Prompt: Copy out all the lines in the records that include the word "true".

Data provided:
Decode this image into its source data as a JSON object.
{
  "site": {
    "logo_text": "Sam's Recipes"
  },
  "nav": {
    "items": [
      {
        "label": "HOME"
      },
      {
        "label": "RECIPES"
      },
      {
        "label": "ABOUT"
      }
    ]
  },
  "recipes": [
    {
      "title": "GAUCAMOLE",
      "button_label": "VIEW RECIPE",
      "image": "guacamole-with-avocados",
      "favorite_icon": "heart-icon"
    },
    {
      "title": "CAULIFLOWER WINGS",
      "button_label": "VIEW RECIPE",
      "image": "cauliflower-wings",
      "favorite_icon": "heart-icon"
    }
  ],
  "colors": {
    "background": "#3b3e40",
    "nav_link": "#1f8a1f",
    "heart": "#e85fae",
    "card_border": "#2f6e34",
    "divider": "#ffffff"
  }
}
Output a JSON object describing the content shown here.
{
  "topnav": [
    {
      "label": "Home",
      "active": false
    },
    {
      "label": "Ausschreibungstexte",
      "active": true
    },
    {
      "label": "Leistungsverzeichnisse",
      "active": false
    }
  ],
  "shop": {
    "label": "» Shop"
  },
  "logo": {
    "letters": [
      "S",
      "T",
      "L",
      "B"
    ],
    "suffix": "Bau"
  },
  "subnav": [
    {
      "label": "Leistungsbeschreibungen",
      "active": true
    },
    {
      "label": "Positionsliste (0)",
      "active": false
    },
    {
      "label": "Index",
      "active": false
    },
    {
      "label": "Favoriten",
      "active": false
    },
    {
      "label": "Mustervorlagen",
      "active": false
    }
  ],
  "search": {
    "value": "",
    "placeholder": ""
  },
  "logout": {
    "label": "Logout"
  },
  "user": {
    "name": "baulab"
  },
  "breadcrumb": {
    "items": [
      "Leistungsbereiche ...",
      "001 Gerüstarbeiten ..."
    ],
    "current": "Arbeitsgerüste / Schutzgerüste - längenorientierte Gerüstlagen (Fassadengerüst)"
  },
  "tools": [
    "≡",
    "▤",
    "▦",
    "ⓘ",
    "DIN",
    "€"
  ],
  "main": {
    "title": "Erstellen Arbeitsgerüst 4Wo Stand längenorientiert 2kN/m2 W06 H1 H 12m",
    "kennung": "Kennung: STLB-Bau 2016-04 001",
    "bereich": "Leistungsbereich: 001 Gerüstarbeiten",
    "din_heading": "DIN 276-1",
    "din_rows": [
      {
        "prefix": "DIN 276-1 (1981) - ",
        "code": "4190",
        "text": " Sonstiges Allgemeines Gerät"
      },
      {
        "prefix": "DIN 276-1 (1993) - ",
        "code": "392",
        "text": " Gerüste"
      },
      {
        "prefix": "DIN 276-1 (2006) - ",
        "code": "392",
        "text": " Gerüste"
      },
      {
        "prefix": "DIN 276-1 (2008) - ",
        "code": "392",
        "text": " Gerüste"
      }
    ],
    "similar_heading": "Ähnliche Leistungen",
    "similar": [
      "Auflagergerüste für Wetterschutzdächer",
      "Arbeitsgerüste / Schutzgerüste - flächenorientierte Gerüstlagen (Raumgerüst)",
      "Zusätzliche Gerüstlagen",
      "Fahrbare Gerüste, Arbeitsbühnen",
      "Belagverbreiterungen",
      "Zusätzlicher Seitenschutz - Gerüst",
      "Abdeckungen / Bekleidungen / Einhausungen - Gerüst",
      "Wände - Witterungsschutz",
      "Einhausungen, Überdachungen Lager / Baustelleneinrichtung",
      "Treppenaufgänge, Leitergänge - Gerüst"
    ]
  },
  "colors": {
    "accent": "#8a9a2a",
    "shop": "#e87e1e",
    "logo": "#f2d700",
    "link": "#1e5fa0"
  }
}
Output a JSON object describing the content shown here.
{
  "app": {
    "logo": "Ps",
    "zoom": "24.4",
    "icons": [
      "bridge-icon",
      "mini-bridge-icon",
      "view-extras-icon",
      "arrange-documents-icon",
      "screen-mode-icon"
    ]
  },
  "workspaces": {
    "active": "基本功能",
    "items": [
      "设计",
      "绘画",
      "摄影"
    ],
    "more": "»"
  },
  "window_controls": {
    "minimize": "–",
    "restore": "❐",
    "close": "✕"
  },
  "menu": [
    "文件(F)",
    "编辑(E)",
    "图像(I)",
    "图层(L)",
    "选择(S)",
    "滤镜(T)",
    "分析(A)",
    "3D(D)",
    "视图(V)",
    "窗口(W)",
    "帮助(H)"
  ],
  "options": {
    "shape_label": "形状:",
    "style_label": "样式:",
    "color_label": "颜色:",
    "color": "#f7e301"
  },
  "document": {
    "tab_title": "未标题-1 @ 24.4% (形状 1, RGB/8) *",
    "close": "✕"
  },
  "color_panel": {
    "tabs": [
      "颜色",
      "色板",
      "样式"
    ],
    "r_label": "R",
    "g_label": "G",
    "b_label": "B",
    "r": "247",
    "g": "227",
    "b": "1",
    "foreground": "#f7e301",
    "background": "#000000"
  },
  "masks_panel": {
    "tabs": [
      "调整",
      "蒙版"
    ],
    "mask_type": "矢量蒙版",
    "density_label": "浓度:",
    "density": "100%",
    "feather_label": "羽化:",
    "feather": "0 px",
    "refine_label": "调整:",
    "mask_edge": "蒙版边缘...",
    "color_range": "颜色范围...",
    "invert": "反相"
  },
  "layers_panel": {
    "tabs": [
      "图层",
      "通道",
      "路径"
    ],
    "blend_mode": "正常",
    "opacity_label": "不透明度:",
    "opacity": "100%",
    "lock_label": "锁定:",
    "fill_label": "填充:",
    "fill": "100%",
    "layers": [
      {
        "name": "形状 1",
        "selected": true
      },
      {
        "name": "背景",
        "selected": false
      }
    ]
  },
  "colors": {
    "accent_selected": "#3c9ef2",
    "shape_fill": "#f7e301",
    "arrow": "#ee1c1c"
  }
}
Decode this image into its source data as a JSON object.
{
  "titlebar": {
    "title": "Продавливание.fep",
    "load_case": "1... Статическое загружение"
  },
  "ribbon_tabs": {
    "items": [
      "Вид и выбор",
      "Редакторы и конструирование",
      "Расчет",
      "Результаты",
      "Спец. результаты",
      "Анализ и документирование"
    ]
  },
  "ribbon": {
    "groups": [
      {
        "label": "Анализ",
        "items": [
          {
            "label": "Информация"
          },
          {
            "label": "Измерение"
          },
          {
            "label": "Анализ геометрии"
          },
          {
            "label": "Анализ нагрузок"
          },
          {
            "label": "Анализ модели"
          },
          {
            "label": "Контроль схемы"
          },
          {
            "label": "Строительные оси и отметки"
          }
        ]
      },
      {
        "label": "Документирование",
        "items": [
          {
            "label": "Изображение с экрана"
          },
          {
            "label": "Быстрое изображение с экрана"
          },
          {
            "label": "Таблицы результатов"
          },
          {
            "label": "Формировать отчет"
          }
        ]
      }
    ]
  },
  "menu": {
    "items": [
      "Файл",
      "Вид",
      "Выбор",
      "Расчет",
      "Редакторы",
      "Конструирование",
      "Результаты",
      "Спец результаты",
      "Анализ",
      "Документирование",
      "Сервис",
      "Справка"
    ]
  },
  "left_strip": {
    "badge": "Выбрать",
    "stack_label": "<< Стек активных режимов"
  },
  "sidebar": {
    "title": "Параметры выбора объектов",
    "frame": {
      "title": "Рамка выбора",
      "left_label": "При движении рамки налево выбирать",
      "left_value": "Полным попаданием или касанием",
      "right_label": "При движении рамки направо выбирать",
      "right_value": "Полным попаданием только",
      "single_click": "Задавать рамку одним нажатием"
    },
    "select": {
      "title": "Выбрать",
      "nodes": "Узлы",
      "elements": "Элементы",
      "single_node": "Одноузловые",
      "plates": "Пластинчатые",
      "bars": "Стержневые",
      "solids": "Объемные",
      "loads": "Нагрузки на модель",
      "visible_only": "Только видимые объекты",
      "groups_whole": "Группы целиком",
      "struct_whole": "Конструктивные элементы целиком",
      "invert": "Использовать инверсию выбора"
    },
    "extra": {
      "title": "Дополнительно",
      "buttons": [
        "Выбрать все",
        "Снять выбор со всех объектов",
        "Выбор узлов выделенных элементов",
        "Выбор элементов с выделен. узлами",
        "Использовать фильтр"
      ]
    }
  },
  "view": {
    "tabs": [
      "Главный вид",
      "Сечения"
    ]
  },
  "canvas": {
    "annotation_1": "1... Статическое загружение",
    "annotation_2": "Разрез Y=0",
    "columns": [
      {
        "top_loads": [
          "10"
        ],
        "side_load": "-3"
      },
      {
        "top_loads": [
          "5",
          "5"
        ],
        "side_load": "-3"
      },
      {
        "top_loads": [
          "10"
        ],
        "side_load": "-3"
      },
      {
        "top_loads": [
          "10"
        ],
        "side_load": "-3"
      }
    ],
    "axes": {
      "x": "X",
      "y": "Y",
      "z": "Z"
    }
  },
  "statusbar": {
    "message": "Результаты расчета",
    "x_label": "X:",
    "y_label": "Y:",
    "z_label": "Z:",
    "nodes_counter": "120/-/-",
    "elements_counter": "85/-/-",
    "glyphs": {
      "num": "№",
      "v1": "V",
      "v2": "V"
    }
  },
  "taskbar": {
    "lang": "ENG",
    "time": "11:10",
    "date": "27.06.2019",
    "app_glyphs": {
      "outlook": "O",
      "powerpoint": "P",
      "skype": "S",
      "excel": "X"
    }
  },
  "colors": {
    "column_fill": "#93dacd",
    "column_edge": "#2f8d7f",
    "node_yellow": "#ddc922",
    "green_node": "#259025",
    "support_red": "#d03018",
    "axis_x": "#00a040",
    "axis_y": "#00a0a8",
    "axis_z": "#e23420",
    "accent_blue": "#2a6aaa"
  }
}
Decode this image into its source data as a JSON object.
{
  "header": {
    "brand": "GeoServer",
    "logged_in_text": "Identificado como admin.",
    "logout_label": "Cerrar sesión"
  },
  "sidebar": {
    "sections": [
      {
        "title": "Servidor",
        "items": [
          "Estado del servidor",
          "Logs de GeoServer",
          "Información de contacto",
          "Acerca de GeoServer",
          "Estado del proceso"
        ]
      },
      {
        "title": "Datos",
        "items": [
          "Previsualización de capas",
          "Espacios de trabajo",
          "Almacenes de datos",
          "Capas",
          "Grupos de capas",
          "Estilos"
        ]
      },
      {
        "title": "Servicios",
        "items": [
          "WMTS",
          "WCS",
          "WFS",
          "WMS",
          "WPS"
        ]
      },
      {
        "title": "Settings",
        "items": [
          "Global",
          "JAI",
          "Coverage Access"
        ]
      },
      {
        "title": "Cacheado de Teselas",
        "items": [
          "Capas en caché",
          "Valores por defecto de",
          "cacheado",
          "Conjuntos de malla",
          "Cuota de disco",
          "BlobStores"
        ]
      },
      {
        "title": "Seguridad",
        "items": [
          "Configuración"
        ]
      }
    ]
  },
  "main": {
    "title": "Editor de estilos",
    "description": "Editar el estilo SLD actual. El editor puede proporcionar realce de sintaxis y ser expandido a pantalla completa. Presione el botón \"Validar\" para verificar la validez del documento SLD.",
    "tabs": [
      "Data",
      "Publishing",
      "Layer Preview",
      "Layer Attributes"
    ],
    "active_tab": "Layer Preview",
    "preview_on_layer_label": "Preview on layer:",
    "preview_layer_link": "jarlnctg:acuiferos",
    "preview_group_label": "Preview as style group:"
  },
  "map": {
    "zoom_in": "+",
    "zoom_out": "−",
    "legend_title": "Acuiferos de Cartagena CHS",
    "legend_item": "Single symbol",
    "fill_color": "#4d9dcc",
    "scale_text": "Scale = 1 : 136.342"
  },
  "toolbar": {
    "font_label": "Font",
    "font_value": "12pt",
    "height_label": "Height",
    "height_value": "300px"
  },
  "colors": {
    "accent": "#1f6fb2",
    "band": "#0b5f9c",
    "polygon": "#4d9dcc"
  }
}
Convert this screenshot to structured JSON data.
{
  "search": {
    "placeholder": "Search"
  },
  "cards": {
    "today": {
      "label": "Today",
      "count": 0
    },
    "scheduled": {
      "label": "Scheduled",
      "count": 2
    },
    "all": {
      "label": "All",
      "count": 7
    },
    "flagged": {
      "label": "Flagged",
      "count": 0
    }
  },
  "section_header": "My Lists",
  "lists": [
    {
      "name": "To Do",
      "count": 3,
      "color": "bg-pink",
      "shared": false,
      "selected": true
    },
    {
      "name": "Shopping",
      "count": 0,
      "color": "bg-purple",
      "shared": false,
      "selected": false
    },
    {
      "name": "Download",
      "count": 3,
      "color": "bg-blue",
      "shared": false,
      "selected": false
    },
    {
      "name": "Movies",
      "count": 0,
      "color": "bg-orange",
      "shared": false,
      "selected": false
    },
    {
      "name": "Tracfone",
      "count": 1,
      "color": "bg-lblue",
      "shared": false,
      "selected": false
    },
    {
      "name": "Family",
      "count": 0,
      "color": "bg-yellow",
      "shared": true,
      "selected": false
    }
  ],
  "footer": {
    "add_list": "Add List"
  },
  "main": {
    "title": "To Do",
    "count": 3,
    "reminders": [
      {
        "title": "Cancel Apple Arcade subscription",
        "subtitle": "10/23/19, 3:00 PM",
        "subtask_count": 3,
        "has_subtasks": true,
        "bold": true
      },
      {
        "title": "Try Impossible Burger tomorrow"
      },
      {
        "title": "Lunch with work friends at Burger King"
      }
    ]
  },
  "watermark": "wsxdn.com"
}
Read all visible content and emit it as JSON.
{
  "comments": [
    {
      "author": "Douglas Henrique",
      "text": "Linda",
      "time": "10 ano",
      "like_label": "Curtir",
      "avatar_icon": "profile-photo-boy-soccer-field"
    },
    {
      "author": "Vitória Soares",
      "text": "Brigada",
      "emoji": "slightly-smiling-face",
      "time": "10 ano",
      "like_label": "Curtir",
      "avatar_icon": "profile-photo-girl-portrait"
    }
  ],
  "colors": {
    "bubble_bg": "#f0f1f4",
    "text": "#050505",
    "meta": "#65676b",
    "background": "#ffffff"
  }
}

Solution for this problem:
      "active": true
      "active": true
        "selected": true
      "selected": true
      "shared": true,
        "has_subtasks": true,
        "bold": true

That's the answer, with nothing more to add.